• [Written request]
Write out the whole listing, matching it exactly.
-------------------------
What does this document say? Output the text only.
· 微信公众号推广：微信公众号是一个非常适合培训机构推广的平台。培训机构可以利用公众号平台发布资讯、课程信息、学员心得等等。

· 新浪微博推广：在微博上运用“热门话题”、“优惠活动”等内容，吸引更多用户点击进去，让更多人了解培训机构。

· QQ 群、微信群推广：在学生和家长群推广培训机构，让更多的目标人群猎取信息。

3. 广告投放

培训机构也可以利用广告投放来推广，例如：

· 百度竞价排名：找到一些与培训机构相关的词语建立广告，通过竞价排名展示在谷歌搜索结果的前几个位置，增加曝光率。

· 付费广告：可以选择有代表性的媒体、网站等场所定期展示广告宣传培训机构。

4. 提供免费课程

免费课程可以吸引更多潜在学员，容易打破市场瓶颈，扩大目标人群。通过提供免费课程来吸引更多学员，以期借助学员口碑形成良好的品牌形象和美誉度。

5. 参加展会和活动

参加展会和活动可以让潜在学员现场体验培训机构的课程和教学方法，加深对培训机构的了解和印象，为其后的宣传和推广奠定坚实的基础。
-------------------------
• [Reply]
What does this document say? Output the text only.
· 微信公众号推广：微信公众号是一个非常适合培训机构推广的平台。培训机构可以利用公众号平台发布资讯、课程信息、学员心得等等。

· 新浪微博推广：在微博上运用“热门话题”、“优惠活动”等内容，吸引更多用户点击进去，让更多人了解培训机构。

· QQ 群、微信群推广：在学生和家长群推广培训机构，让更多的目标人群猎取信息。

3. 广告投放

培训机构也可以利用广告投放来推广，例如：

· 百度竞价排名：找到一些与培训机构相关的词语建立广告，通过竞价排名展示在谷歌搜索结果的前几个位置，增加曝光率。

· 付费广告：可以选择有代表性的媒体、网站等场所定期展示广告宣传培训机构。

4. 提供免费课程

免费课程可以吸引更多潜在学员，容易打破市场瓶颈，扩大目标人群。通过提供免费课程来吸引更多学员，以期借助学员口碑形成良好的品牌形象和美誉度。

5. 参加展会和活动

参加展会和活动可以让潜在学员现场体验培训机构的课程和教学方法，加深对培训机构的了解和印象，为其后的宣传和推广奠定坚实的基础。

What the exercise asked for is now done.